- [Exercise task]: Where a line in the listing contains the string "Ettiği", copy that line out.

- [Material to process]:
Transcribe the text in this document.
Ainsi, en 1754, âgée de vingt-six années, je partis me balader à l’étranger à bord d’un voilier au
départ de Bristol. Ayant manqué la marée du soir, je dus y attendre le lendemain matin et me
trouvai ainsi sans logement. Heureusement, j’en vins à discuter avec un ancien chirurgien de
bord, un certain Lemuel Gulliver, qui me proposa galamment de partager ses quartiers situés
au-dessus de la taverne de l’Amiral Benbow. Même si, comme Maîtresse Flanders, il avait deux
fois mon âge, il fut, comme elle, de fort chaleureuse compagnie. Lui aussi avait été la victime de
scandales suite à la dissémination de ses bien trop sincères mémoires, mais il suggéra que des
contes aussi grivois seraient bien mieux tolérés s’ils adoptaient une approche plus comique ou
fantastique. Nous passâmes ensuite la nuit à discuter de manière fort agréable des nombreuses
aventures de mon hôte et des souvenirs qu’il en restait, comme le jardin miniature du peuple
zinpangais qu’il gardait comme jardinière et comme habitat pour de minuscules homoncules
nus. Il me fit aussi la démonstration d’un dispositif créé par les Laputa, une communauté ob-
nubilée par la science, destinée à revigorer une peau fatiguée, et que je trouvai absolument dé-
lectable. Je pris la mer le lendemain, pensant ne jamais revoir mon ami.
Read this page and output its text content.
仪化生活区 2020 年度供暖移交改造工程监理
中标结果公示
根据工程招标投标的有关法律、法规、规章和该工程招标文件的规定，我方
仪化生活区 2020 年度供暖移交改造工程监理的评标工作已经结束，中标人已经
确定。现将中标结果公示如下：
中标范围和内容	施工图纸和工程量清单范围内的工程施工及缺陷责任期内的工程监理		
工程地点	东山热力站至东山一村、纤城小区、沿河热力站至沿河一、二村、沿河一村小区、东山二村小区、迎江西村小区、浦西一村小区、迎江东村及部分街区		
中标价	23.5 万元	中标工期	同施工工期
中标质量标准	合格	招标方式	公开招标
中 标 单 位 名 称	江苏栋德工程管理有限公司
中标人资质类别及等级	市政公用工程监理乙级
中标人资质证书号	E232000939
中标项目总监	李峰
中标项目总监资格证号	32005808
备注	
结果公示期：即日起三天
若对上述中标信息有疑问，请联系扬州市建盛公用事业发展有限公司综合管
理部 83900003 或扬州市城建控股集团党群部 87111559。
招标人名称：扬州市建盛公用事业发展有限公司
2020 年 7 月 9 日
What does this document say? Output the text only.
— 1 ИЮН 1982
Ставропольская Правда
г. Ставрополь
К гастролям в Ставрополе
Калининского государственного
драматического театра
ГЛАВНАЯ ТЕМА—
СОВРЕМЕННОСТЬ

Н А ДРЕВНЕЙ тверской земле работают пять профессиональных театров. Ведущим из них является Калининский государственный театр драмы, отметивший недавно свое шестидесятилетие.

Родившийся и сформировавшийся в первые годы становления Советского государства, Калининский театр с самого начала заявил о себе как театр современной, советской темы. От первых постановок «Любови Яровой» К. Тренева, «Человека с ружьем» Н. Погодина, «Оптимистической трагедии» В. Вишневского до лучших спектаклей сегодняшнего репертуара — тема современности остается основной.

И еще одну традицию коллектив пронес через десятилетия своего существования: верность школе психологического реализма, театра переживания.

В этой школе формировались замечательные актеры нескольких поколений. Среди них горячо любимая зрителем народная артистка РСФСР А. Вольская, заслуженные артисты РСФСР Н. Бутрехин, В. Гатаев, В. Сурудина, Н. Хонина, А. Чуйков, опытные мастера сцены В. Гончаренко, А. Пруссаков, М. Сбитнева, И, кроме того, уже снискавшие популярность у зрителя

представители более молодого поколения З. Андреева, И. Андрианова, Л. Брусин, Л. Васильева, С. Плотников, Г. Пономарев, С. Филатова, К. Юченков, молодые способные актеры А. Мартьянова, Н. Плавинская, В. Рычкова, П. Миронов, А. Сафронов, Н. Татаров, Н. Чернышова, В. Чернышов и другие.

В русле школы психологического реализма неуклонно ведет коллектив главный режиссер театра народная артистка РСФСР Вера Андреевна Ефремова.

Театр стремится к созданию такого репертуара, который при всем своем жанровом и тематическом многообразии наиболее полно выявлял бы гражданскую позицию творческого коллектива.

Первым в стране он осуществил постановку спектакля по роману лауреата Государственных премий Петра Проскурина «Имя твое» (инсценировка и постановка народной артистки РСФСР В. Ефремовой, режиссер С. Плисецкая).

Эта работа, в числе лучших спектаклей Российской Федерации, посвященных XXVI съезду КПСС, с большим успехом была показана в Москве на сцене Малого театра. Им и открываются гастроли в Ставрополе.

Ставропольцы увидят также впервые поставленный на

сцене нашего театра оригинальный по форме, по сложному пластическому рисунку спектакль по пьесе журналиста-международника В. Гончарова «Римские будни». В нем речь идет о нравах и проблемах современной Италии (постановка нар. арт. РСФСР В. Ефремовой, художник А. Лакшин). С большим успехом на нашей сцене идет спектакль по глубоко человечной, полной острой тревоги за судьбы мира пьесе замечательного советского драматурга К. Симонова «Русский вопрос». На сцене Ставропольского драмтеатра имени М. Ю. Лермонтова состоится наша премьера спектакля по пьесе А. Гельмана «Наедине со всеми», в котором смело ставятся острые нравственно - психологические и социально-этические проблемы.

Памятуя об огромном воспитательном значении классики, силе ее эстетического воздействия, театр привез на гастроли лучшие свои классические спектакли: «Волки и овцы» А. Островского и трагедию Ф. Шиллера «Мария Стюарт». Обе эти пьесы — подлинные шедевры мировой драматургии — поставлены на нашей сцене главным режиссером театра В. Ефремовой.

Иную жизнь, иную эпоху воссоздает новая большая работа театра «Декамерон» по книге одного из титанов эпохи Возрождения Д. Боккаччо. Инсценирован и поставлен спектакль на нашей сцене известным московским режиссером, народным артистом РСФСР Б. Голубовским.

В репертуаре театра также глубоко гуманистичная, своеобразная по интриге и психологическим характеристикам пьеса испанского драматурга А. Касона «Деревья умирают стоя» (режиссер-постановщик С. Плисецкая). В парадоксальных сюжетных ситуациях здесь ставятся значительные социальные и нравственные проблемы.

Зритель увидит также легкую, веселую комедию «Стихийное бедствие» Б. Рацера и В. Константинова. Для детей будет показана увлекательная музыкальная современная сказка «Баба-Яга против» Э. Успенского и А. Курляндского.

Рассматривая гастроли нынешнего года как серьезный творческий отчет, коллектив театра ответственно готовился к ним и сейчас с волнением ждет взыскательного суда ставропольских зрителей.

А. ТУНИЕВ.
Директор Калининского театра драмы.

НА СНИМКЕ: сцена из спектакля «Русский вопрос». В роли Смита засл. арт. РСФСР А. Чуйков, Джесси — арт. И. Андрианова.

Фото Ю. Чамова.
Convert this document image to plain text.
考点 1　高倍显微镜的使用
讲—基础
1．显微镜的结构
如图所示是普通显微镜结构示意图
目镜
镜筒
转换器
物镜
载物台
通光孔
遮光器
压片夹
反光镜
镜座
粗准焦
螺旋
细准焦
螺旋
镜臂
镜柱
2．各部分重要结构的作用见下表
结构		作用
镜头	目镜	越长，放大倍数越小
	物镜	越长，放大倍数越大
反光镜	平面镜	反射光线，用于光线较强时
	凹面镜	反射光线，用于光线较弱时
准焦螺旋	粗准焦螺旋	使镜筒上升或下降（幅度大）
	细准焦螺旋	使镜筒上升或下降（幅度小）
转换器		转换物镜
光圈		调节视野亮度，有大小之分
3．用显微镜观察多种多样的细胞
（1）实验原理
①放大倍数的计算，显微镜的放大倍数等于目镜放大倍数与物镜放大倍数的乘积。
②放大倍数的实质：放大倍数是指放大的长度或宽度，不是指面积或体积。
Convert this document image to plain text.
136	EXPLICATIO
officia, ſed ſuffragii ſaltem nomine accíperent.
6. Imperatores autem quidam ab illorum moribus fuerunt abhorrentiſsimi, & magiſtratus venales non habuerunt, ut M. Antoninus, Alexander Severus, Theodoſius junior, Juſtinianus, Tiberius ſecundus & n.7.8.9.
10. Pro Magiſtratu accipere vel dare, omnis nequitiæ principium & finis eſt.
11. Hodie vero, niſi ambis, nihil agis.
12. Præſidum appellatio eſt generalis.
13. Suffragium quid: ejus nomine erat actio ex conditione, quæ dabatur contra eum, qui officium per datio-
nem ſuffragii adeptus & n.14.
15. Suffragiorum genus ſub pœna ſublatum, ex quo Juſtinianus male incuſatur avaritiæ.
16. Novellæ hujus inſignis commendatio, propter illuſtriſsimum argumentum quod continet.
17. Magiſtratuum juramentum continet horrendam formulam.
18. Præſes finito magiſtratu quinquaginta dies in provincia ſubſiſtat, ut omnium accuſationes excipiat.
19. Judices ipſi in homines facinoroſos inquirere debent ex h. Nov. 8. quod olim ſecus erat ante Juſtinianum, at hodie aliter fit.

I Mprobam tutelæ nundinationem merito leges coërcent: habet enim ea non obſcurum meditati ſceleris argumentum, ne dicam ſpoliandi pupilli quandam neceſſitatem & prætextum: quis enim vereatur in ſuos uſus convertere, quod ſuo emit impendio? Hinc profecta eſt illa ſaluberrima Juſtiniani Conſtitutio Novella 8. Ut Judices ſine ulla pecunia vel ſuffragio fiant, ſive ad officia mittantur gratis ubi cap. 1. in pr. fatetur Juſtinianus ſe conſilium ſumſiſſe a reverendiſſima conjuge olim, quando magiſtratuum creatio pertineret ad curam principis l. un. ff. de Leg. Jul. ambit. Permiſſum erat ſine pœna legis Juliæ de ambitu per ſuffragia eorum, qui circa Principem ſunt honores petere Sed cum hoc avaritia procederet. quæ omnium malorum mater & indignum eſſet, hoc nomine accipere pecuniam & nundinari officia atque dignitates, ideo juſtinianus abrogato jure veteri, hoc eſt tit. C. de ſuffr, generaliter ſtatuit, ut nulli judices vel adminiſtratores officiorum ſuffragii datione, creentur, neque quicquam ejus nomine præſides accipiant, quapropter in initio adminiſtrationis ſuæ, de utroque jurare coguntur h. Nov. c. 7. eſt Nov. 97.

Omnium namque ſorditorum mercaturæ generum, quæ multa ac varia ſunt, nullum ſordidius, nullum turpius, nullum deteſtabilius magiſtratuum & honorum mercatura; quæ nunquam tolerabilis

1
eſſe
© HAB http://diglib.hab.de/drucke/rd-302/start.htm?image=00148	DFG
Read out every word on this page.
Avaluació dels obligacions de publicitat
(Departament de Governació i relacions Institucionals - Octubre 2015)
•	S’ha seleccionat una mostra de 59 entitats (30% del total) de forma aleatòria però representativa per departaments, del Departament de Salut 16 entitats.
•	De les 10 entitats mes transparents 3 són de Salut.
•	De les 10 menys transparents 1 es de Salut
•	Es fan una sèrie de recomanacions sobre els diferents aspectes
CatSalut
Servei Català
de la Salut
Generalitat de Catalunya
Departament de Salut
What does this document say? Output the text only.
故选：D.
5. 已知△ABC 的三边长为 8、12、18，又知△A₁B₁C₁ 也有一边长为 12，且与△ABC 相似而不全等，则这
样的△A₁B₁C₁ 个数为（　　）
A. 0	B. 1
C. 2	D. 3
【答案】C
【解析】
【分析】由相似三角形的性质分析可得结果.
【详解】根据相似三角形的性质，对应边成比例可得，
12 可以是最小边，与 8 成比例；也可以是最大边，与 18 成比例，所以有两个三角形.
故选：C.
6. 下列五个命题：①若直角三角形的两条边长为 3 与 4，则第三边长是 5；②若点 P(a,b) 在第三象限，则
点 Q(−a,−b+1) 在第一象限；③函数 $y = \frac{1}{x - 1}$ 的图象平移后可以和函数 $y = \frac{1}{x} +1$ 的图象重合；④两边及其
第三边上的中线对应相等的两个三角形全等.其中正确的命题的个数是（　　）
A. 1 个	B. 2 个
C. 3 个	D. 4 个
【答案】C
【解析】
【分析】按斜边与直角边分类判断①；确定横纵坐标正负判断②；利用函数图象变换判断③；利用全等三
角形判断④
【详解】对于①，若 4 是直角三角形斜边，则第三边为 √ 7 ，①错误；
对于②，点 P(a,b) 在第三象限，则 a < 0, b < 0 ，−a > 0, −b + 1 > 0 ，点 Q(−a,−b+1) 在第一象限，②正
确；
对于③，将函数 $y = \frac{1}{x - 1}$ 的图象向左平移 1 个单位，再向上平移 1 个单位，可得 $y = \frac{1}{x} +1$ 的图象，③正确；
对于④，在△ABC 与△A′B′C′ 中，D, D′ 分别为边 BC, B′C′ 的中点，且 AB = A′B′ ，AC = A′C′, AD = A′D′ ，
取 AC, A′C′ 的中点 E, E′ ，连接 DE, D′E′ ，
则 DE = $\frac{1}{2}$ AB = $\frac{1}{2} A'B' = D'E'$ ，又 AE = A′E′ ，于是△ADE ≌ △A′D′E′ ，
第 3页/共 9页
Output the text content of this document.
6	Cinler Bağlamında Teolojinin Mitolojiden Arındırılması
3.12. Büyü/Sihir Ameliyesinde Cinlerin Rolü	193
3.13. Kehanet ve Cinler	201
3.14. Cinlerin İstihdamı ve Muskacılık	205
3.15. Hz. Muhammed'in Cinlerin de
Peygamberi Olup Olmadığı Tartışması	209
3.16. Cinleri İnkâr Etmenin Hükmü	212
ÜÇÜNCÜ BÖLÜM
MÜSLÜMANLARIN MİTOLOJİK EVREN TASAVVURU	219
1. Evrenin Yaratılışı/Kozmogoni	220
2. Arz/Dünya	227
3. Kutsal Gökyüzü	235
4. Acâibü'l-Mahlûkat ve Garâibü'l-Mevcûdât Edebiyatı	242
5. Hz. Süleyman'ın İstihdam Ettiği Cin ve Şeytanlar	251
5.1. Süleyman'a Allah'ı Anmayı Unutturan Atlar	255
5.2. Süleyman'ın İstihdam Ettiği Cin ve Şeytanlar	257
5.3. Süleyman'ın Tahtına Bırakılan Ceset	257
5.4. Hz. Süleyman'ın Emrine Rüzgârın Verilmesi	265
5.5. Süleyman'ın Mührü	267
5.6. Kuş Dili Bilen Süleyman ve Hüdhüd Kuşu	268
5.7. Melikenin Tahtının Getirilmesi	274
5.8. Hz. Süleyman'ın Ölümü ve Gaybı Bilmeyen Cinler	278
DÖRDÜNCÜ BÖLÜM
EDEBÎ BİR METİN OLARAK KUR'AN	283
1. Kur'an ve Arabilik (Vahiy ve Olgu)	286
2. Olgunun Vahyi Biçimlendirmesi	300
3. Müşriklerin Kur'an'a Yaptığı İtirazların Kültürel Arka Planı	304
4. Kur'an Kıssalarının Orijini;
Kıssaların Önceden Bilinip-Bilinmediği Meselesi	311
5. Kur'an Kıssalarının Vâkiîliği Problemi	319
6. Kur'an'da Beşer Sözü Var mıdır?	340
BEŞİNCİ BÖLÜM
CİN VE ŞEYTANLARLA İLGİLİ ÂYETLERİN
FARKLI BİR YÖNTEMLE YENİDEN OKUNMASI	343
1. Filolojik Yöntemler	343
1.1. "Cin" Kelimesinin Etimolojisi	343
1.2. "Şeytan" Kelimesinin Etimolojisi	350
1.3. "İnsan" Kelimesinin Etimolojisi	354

- [Task response]:
5. Hz. Süleyman'ın İstihdam Ettiği Cin ve Şeytanlar	251
5.2. Süleyman'ın İstihdam Ettiği Cin ve Şeytanlar	257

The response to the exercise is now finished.